### TEXT TO READ:
_ _ _
#### (i) The points A(x1, y1), B(x2, y2) and C(x3, y3) are the vertices of $\triangle$ABC.The median from A meets BC at D. Find the coordinates of the point D. (ii) The points A(x1, y1), B(x2, y2) and C(x3, y3) are the vertices of $\triangle$ABC.Find the coordinates of the point P on AD such that AP : PD = 2 : 1 (iii) The points A(x1, y1)B(x2, y2)and C(x3, y3)are the vertices of $\triangle$ABC.Find the coordinates of points Q and R on medians BE and CF, respectively such that BQ : QE = 2 : 1 and CR : RF = 2 : 1 (iv) The points A(x1, y1),B(x2, y2) and C(x3, y3) are the vertices of $\triangle$ABC.What are the coordinates of the centroid of the triangle ABC?
_ _ _
### JOB:
In the triangle coordinates problem, what ratio must point P on AD satisfy? The entries that follow come from a different source than the text.

[Listings of elements and their boxes]
_ _ _
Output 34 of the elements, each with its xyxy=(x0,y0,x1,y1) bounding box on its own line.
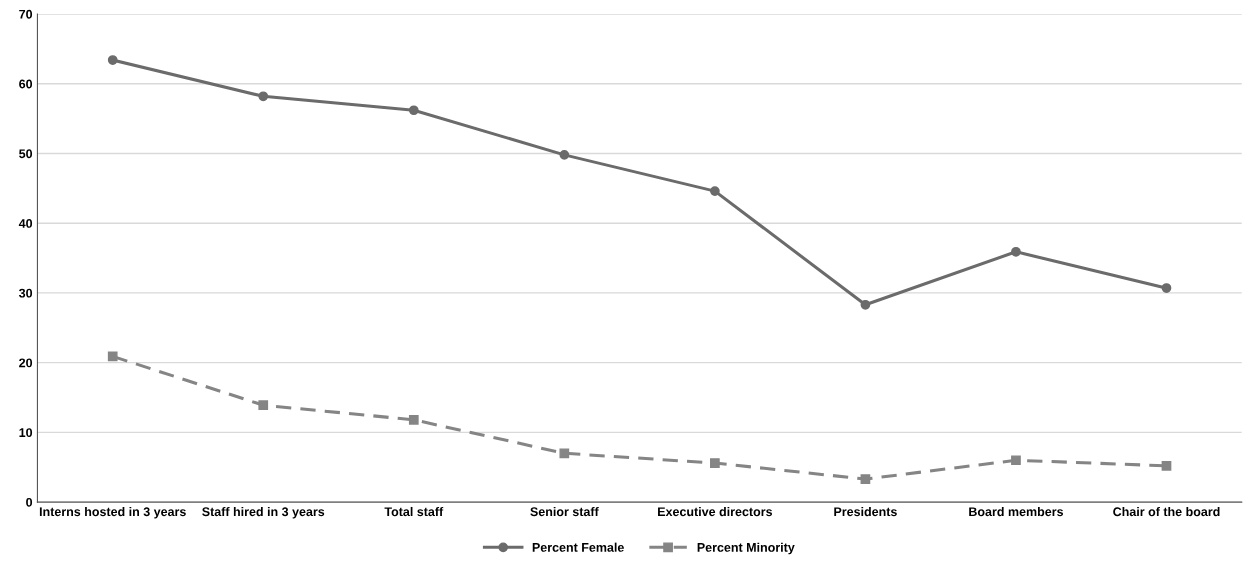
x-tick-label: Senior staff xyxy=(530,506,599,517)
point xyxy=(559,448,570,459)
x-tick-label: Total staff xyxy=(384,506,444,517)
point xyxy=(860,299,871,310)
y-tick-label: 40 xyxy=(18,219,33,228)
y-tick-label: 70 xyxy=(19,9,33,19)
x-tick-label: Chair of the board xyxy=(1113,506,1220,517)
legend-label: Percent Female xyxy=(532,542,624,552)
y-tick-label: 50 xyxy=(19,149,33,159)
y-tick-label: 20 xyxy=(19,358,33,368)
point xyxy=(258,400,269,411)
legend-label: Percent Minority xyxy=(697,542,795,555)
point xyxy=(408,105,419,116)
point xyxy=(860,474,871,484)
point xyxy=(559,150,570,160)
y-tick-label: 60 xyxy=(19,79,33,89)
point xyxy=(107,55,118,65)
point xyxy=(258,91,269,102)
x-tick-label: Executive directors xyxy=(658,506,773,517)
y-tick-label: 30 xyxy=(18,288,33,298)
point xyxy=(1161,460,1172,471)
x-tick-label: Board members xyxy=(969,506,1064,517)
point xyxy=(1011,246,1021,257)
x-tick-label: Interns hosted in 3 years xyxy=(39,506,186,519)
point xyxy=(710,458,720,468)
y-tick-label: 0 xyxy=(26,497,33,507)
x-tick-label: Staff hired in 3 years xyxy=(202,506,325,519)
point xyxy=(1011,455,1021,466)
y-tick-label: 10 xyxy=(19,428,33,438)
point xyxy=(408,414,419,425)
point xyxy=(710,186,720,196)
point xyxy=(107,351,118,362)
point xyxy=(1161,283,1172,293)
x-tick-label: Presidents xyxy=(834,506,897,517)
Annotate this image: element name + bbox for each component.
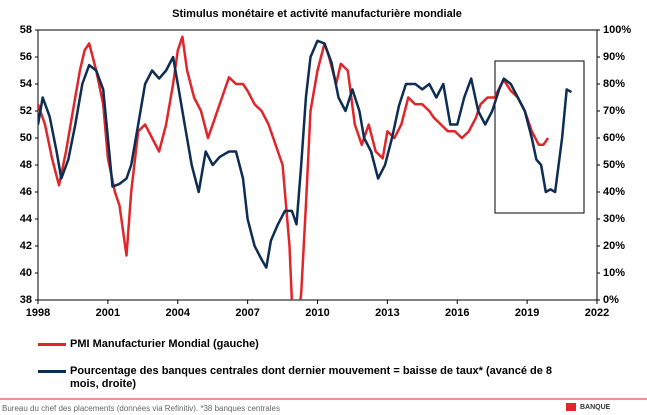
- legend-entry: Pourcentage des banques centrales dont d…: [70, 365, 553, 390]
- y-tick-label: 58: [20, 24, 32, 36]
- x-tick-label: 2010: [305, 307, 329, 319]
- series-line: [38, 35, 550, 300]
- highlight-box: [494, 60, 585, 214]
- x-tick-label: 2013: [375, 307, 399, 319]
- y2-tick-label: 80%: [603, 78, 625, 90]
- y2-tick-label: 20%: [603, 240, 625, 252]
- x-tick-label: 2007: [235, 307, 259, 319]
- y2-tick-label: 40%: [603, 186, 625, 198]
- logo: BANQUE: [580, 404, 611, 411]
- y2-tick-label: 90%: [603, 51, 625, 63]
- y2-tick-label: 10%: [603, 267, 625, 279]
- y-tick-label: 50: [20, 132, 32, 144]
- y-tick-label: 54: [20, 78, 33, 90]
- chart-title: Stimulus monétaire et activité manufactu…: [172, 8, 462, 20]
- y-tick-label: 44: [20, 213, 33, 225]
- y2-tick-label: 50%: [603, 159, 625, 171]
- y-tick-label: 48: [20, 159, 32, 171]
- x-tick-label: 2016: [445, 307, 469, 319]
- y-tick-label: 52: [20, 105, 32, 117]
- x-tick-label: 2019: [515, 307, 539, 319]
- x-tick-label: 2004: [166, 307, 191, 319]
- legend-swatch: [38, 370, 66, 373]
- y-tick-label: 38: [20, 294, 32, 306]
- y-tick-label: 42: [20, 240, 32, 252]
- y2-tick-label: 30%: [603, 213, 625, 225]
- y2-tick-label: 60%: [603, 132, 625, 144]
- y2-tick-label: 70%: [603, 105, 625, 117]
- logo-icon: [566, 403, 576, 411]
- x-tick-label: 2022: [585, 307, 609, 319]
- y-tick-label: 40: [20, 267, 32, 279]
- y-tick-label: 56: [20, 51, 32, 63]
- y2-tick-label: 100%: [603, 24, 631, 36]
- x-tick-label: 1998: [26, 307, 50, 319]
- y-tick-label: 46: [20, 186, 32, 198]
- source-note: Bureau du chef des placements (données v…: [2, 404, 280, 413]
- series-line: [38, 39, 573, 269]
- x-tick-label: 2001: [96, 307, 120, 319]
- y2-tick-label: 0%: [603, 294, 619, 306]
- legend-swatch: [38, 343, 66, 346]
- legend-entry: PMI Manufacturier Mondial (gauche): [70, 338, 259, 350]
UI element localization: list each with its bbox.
_ _ _
### EXERCISE ANSWER:
AP : PD = 2 : 1